» What the task asks
Will you transcribe all the entries word for word, skipping the pictures they hold?

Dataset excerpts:
+++++

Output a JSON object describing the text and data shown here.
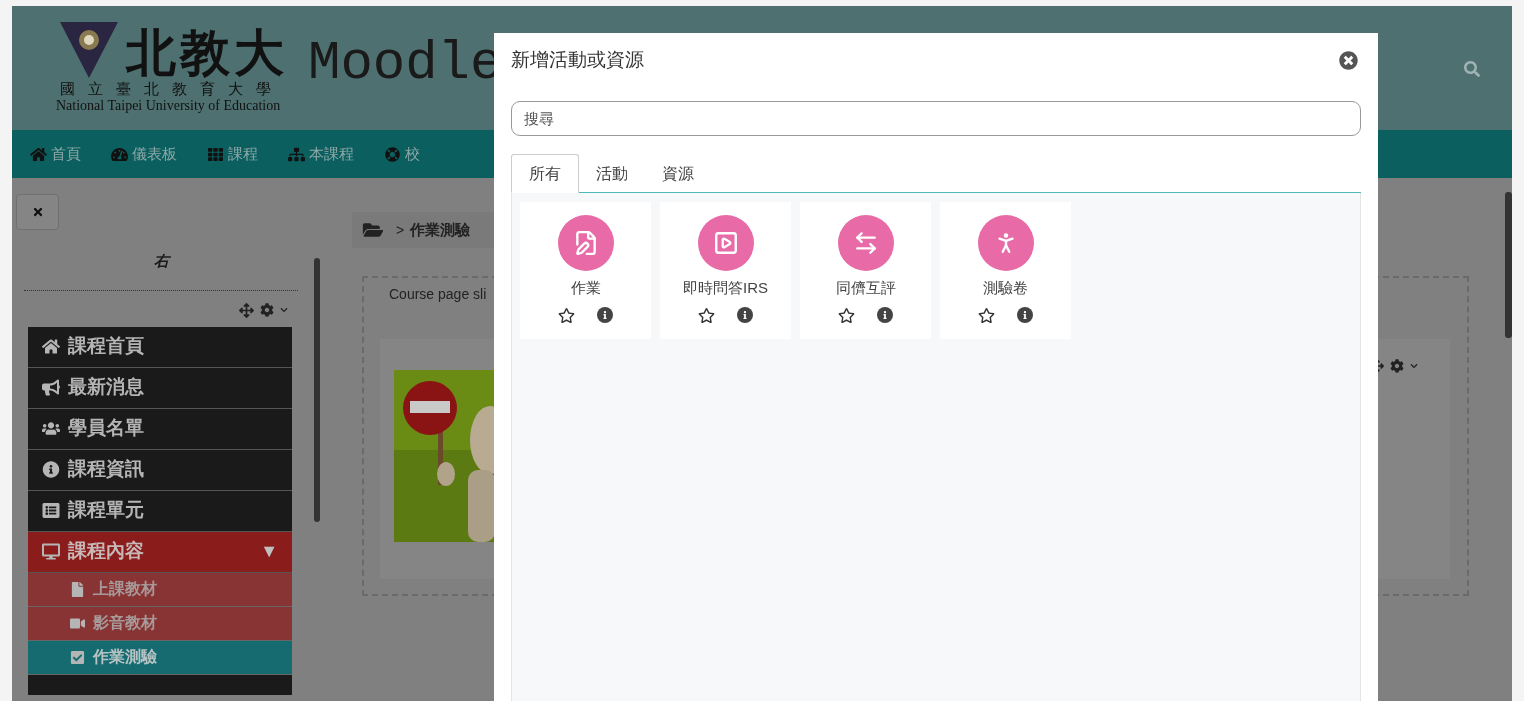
{
  "header": {
    "logo_main": "北教大",
    "logo_sub": "國立臺北教育大學",
    "logo_en": "National Taipei University of Education",
    "site_name": "Moodle"
  },
  "nav": [
    {
      "label": "首頁"
    },
    {
      "label": "儀表板"
    },
    {
      "label": "課程"
    },
    {
      "label": "本課程"
    },
    {
      "label": "校"
    }
  ],
  "sidebar": {
    "block_title": "右",
    "menu": [
      {
        "label": "課程首頁",
        "selected": false
      },
      {
        "label": "最新消息",
        "selected": false
      },
      {
        "label": "學員名單",
        "selected": false
      },
      {
        "label": "課程資訊",
        "selected": false
      },
      {
        "label": "課程單元",
        "selected": false
      },
      {
        "label": "課程內容",
        "selected": false,
        "expanded": true,
        "toggle": "▼",
        "children": [
          {
            "label": "上課教材",
            "selected": false
          },
          {
            "label": "影音教材",
            "selected": false
          },
          {
            "label": "作業測驗",
            "selected": true
          }
        ]
      }
    ]
  },
  "breadcrumb": {
    "separator": ">",
    "current": "作業測驗"
  },
  "content": {
    "block_title": "Course page sli"
  },
  "modal": {
    "title": "新增活動或資源",
    "search": {
      "placeholder": "搜尋"
    },
    "tabs": [
      {
        "label": "所有",
        "selected": true
      },
      {
        "label": "活動",
        "selected": false
      },
      {
        "label": "資源",
        "selected": false
      }
    ],
    "items": [
      {
        "label": "作業",
        "starred": false
      },
      {
        "label": "即時問答IRS",
        "starred": false
      },
      {
        "label": "同儕互評",
        "starred": false
      },
      {
        "label": "測驗卷",
        "starred": false
      }
    ]
  }
}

+++++

» Right answer
Output a JSON object describing the text and data shown here.
{
  "header": {
    "logo_main": "北教大",
    "logo_sub": "國立臺北教育大學",
    "logo_en": "National Taipei University of Education",
    "site_name": "Moodle"
  },
  "nav": [
    {
      "label": "首頁"
    },
    {
      "label": "儀表板"
    },
    {
      "label": "課程"
    },
    {
      "label": "本課程"
    },
    {
      "label": "校"
    }
  ],
  "sidebar": {
    "block_title": "右",
    "menu": [
      {
        "label": "課程首頁",
        "selected": false
      },
      {
        "label": "最新消息",
        "selected": false
      },
      {
        "label": "學員名單",
        "selected": false
      },
      {
        "label": "課程資訊",
        "selected": false
      },
      {
        "label": "課程單元",
        "selected": false
      },
      {
        "label": "課程內容",
        "selected": false,
        "expanded": true,
        "toggle": "▼",
        "children": [
          {
            "label": "上課教材",
            "selected": false
          },
          {
            "label": "影音教材",
            "selected": false
          },
          {
            "label": "作業測驗",
            "selected": true
          }
        ]
      }
    ]
  },
  "breadcrumb": {
    "separator": ">",
    "current": "作業測驗"
  },
  "content": {
    "block_title": "Course page sli"
  },
  "modal": {
    "title": "新增活動或資源",
    "search": {
      "placeholder": "搜尋"
    },
    "tabs": [
      {
        "label": "所有",
        "selected": true
      },
      {
        "label": "活動",
        "selected": false
      },
      {
        "label": "資源",
        "selected": false
      }
    ],
    "items": [
      {
        "label": "作業",
        "starred": false
      },
      {
        "label": "即時問答IRS",
        "starred": false
      },
      {
        "label": "同儕互評",
        "starred": false
      },
      {
        "label": "測驗卷",
        "starred": false
      }
    ]
  }
}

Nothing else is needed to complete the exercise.